> [Directive]
Extract, from the records beneath this instruction, each line that contains the word "Protection".

+++ Data entries

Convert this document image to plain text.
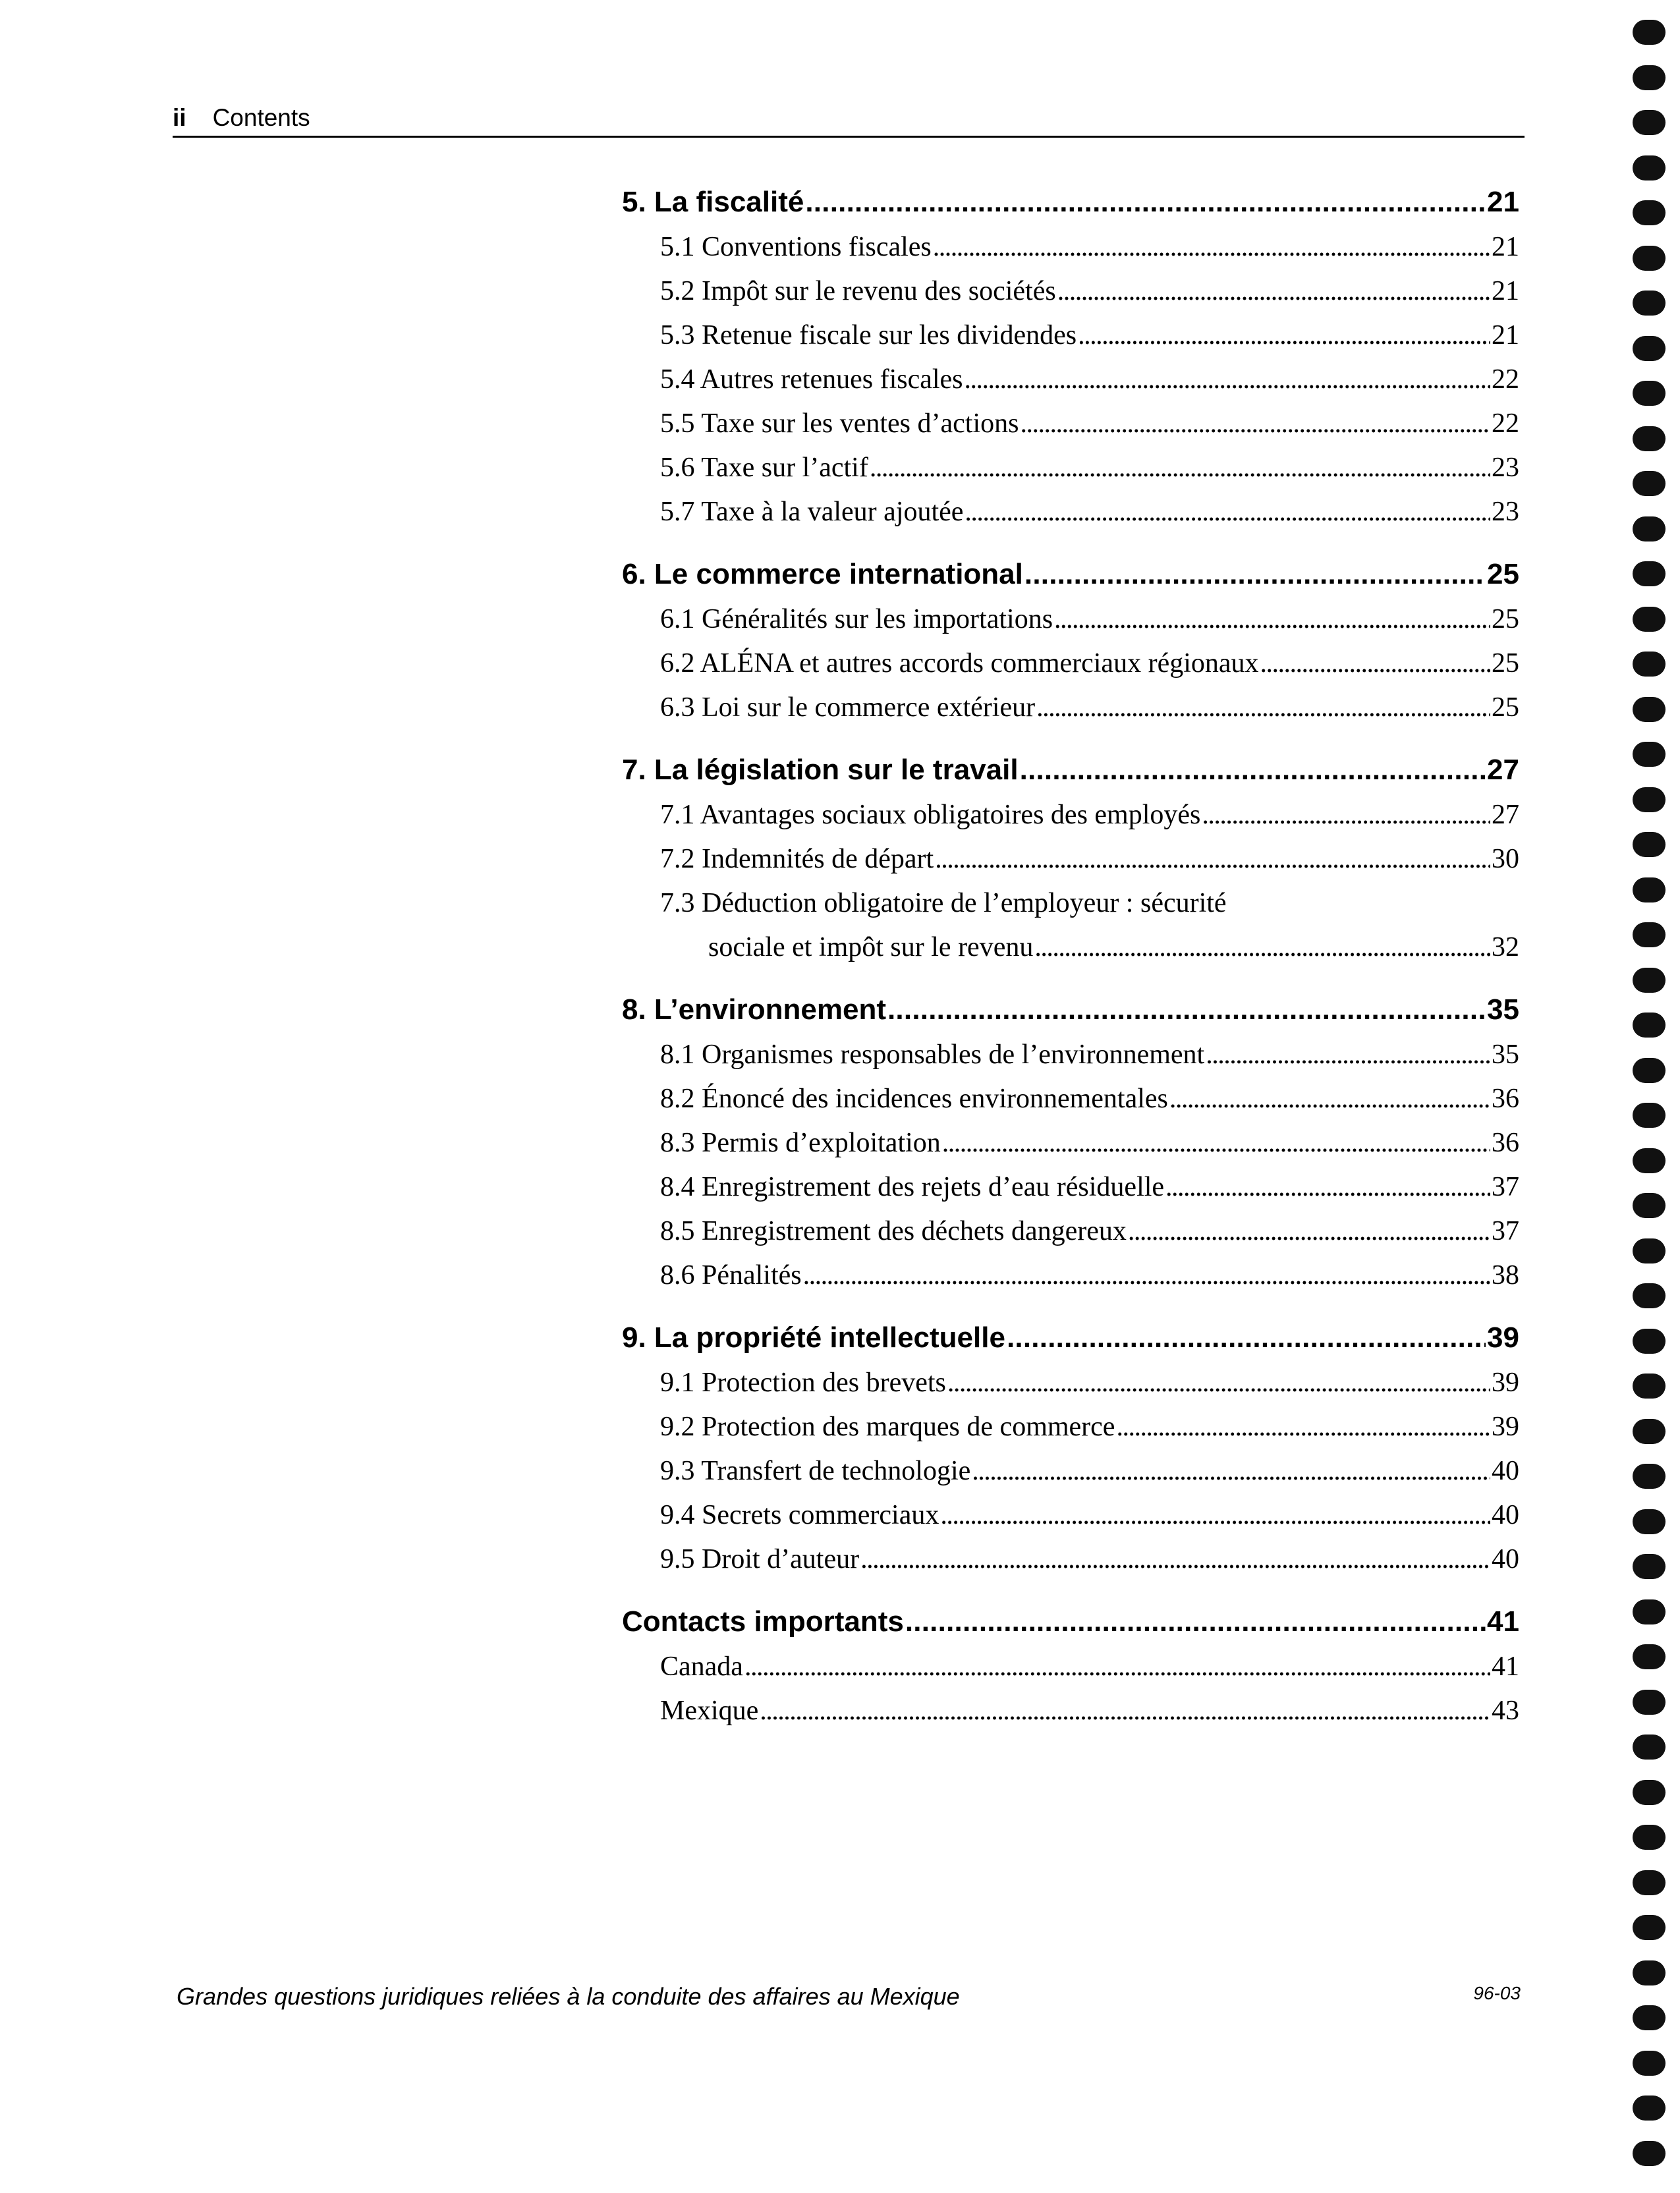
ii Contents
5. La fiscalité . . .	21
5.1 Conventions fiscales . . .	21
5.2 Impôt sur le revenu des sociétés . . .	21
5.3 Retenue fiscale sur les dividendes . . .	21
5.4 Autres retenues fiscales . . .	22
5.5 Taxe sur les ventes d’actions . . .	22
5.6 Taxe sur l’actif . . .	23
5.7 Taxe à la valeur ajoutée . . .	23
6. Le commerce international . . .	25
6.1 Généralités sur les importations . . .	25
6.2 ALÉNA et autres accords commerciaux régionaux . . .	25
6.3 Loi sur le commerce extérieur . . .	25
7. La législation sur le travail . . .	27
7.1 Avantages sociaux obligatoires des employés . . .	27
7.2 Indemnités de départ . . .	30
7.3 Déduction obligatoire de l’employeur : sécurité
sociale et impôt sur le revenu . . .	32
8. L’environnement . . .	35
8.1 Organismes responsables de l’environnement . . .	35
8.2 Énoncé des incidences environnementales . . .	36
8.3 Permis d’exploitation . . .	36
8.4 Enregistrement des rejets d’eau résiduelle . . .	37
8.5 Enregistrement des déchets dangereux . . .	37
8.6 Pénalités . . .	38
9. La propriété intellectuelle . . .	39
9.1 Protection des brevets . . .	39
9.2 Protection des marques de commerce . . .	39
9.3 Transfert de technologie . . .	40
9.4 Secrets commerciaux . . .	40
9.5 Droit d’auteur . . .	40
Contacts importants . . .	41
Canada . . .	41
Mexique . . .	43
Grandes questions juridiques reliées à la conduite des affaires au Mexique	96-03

++++++

> [Written solution]
9.1 Protection des brevets . . .	39
9.2 Protection des marques de commerce . . .	39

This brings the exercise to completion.